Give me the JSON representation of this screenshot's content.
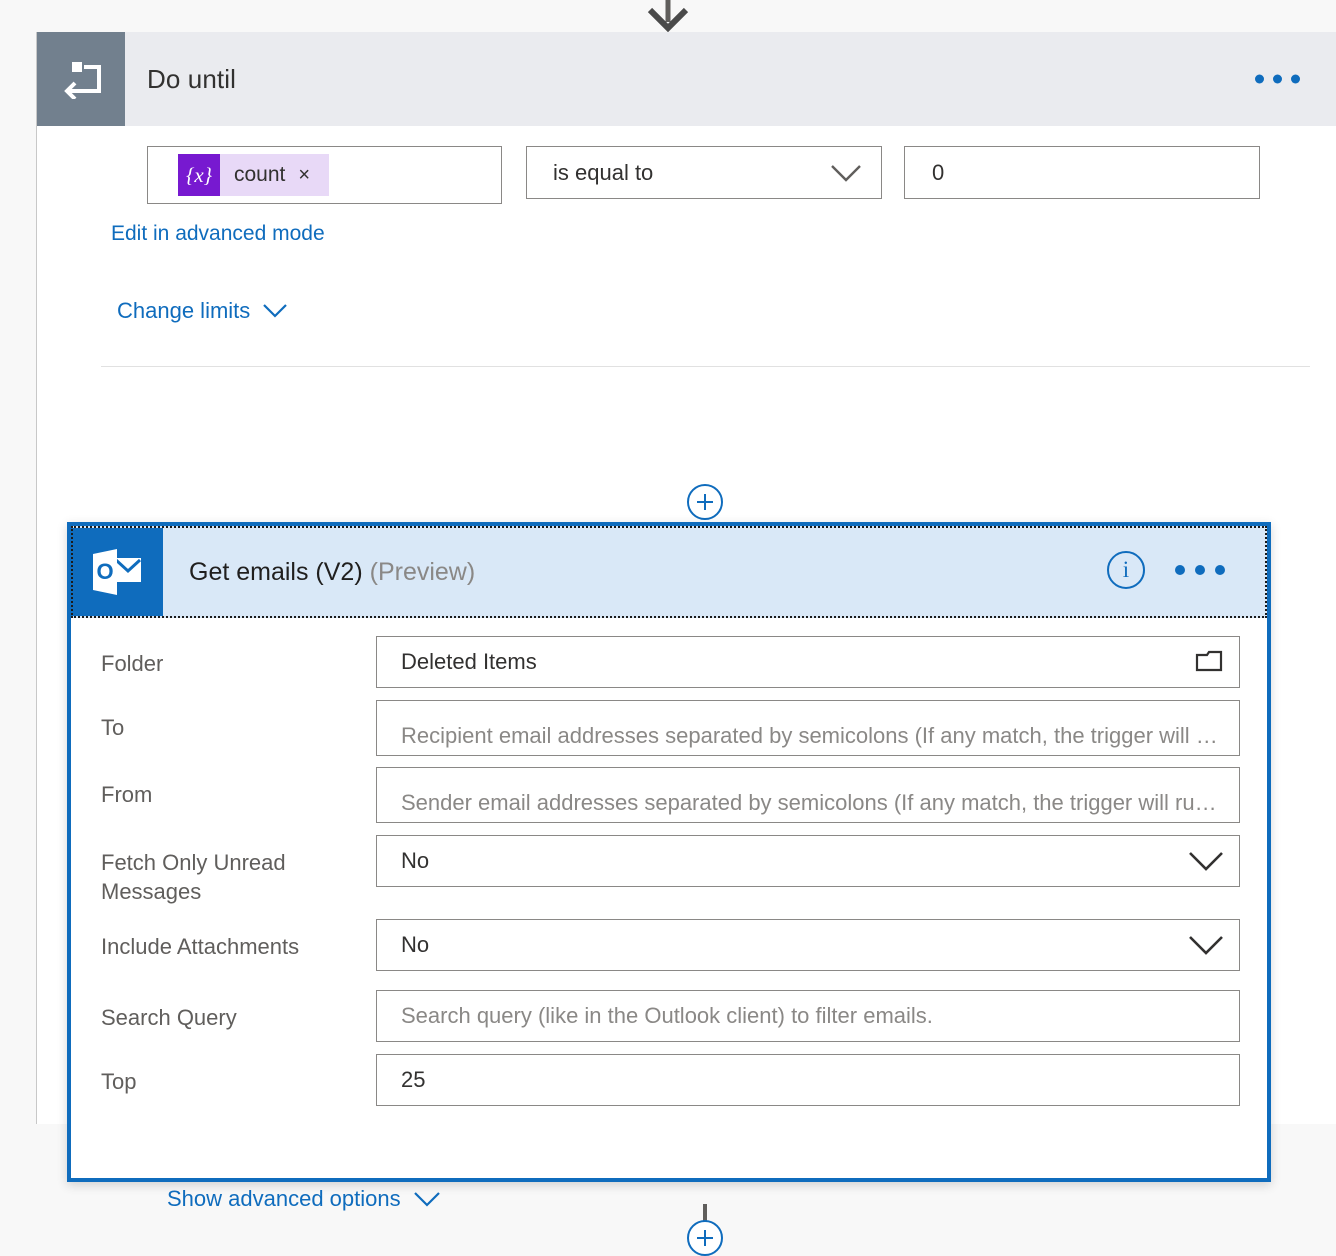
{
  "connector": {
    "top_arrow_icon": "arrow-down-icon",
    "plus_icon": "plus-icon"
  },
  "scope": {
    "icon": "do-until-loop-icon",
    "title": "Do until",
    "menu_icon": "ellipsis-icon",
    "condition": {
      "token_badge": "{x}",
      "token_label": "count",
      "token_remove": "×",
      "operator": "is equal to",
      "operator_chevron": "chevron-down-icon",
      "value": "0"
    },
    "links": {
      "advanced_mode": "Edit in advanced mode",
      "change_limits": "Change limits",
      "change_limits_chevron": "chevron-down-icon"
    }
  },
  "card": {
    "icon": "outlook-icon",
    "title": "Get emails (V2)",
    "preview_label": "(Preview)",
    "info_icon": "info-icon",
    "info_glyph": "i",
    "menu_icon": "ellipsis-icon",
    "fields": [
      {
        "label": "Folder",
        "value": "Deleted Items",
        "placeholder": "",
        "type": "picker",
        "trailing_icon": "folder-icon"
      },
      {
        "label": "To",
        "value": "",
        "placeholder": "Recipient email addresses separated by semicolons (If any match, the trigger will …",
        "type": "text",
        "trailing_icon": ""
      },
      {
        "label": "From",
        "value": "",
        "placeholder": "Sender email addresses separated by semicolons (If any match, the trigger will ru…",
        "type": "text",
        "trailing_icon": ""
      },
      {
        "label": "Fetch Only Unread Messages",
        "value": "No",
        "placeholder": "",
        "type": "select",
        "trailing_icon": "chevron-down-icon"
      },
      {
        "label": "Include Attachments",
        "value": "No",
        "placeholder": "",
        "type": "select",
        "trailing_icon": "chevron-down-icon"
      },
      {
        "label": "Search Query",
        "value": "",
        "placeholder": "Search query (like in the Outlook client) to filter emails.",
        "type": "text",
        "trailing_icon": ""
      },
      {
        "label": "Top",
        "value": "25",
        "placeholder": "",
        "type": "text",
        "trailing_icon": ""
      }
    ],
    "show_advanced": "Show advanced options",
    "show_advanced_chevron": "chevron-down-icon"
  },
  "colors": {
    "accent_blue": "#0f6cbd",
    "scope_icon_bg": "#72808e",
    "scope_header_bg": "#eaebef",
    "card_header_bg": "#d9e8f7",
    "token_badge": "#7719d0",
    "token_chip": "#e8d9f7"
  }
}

☆ ☆ ☆ ☆

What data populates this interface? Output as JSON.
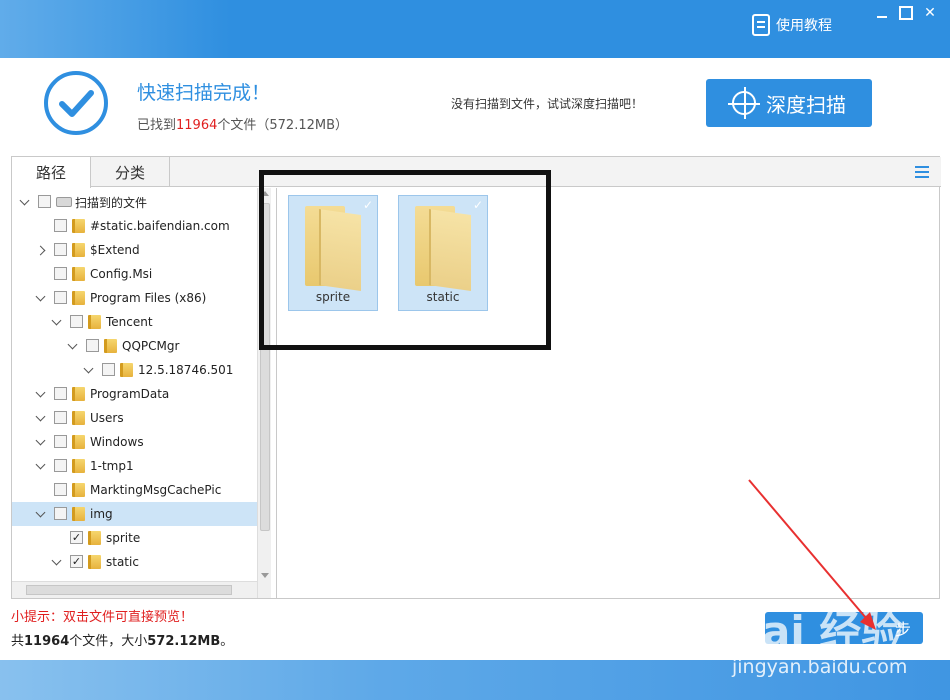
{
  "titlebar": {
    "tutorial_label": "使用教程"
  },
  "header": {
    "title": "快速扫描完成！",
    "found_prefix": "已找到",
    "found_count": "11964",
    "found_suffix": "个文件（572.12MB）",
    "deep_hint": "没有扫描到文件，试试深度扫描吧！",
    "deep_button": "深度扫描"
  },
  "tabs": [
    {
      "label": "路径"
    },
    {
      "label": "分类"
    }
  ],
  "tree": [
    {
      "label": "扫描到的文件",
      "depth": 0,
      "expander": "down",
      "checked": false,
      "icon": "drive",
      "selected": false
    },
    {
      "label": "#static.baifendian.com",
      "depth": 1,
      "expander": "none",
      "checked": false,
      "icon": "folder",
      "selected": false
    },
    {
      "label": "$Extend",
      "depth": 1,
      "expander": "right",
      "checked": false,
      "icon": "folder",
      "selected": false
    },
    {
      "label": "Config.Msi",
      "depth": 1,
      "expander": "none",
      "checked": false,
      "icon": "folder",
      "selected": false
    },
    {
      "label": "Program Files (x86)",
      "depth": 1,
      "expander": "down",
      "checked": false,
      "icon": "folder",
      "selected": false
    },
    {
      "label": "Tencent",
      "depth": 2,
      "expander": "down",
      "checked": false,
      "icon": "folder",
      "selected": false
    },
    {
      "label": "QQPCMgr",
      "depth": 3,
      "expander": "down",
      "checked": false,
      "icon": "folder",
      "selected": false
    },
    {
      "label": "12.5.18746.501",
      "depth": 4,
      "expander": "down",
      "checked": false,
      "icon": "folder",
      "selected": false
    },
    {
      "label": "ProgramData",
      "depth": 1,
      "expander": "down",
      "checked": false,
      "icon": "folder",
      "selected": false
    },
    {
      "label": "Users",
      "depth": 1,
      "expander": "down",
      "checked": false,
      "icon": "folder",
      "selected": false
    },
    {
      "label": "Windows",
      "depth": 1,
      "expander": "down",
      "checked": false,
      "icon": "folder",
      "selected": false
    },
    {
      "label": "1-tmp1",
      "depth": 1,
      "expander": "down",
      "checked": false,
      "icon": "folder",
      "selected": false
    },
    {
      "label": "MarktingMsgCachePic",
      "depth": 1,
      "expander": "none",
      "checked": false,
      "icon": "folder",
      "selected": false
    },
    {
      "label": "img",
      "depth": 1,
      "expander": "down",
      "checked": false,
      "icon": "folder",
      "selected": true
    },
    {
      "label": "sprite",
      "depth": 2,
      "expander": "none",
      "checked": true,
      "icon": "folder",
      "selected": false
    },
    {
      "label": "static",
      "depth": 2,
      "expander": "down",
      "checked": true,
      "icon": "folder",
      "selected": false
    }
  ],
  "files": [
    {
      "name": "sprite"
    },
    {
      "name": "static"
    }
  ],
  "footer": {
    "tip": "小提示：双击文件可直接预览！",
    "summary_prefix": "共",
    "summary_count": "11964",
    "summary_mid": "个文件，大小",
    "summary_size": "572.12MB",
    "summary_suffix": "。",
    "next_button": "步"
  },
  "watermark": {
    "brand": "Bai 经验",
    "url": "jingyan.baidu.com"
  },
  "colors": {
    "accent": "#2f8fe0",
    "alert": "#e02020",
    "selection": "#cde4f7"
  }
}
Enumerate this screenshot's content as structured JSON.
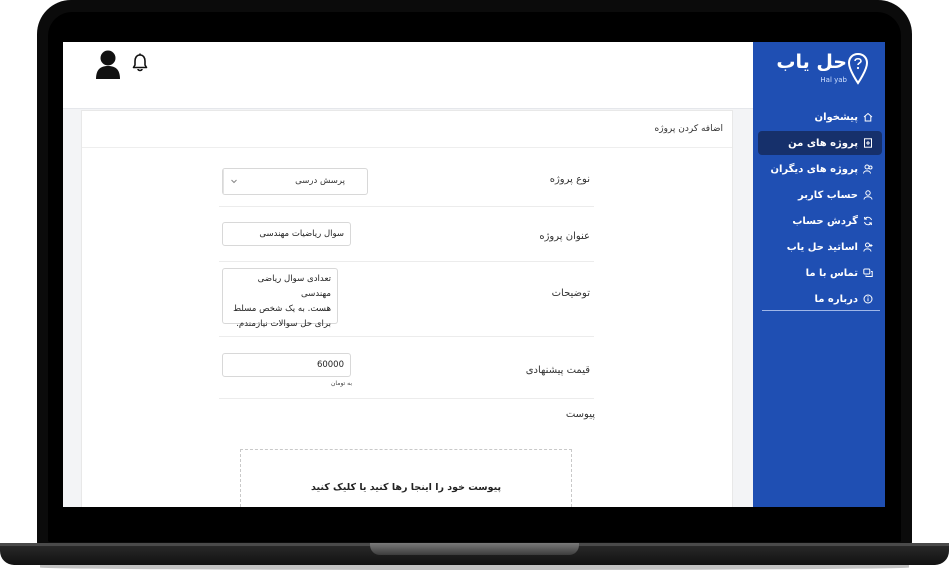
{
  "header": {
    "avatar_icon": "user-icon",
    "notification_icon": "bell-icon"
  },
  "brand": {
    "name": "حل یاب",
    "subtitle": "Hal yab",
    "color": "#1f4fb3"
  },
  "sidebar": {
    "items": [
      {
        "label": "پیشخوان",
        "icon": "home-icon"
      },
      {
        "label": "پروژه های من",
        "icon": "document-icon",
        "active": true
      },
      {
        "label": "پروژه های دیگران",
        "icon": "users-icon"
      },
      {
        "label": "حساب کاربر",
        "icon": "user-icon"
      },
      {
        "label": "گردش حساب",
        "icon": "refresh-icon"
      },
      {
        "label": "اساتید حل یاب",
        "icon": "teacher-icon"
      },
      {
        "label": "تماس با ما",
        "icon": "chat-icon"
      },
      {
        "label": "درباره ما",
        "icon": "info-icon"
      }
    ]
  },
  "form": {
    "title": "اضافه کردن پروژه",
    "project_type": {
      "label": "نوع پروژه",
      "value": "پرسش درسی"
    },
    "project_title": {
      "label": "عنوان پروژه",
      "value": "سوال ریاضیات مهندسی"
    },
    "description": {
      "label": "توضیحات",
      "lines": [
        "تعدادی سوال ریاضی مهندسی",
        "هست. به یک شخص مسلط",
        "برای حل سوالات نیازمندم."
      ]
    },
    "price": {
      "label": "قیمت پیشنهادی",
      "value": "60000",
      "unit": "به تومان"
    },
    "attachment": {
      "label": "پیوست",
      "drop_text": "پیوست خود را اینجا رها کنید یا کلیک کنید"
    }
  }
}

☆ ☆ ☆ ☆

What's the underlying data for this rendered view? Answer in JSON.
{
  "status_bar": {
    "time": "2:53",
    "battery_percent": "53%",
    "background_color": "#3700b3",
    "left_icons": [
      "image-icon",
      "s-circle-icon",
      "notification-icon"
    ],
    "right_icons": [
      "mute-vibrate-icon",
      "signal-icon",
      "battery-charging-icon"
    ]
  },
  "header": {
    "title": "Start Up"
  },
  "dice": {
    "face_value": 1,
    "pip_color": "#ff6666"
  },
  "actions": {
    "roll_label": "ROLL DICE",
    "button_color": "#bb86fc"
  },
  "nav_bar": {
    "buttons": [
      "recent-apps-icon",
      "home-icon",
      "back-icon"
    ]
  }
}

☆ ☆ ☆ ☆

*WHAT IS NEEDED*:
How many lines in the records above contain the word "مهندسی"? Give only the number.

*WRITTEN SOLUTION*:
2